Collected data entries
########################################

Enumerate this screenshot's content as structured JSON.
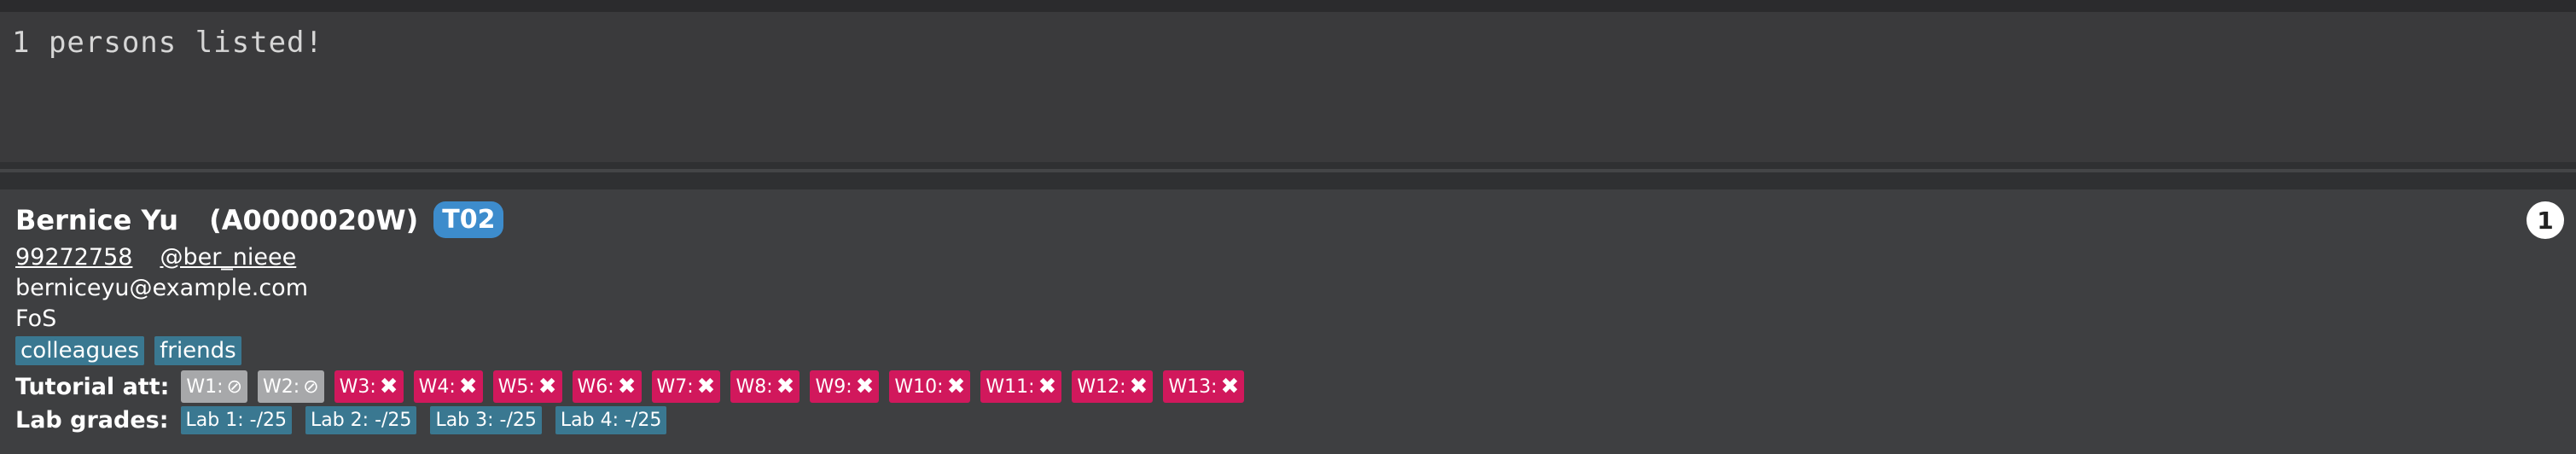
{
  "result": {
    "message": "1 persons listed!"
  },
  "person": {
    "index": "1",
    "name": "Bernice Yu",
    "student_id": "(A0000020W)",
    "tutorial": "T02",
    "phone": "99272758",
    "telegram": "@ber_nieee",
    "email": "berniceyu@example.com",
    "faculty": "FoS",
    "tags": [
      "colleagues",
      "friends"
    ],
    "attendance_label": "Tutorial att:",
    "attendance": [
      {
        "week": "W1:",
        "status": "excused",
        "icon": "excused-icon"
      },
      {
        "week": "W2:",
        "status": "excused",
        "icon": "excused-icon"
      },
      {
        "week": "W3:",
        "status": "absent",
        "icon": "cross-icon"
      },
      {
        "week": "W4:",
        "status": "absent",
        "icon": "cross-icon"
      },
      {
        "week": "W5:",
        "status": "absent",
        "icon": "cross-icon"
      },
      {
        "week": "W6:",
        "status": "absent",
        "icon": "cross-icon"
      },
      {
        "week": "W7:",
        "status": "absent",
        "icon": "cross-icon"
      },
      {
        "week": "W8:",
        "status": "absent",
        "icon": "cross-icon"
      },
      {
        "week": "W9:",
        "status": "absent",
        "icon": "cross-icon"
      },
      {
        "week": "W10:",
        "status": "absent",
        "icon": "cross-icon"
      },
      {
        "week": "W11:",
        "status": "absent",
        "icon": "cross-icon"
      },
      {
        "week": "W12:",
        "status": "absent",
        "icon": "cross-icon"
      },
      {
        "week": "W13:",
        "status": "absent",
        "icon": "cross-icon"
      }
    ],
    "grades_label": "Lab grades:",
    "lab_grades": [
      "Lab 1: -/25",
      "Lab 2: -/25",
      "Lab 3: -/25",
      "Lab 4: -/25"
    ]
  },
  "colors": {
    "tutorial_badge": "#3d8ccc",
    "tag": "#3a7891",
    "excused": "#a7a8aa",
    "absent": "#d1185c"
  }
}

########################################

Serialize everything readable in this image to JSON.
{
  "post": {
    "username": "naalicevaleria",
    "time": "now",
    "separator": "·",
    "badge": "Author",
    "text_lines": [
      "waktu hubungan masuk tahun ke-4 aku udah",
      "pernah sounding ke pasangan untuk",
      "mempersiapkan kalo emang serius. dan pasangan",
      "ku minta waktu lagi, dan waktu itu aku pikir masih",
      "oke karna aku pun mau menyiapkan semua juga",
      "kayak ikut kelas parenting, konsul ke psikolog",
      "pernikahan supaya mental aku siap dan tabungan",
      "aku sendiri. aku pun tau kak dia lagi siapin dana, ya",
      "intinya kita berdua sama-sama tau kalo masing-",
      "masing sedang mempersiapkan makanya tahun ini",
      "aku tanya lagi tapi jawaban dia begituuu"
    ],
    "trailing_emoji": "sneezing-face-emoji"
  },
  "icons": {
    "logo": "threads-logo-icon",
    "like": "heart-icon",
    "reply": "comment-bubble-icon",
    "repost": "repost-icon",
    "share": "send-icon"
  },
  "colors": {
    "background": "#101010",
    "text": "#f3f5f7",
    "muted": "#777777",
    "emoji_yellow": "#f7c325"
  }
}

########################################

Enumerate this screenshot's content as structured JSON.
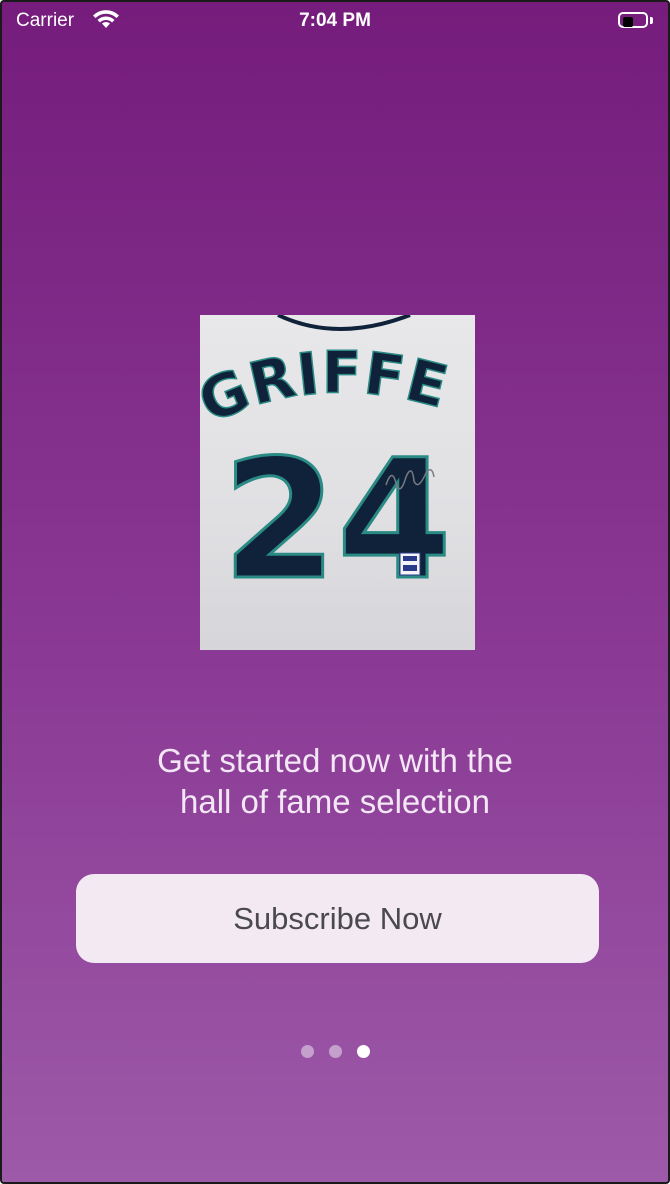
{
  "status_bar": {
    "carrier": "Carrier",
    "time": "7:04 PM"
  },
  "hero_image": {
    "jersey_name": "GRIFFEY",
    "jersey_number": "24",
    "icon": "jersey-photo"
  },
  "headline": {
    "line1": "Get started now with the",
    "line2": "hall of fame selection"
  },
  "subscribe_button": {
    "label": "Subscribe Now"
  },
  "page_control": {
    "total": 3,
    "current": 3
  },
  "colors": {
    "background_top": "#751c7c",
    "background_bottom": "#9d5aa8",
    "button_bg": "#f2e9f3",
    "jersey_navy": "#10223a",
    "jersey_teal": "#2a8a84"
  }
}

########################################

* Task instructions: Note every line above where the string "tahun" shows up, and copy those lines.

* Answer to the problem:
      "waktu hubungan masuk tahun ke-4 aku udah",
      "masing sedang mempersiapkan makanya tahun ini",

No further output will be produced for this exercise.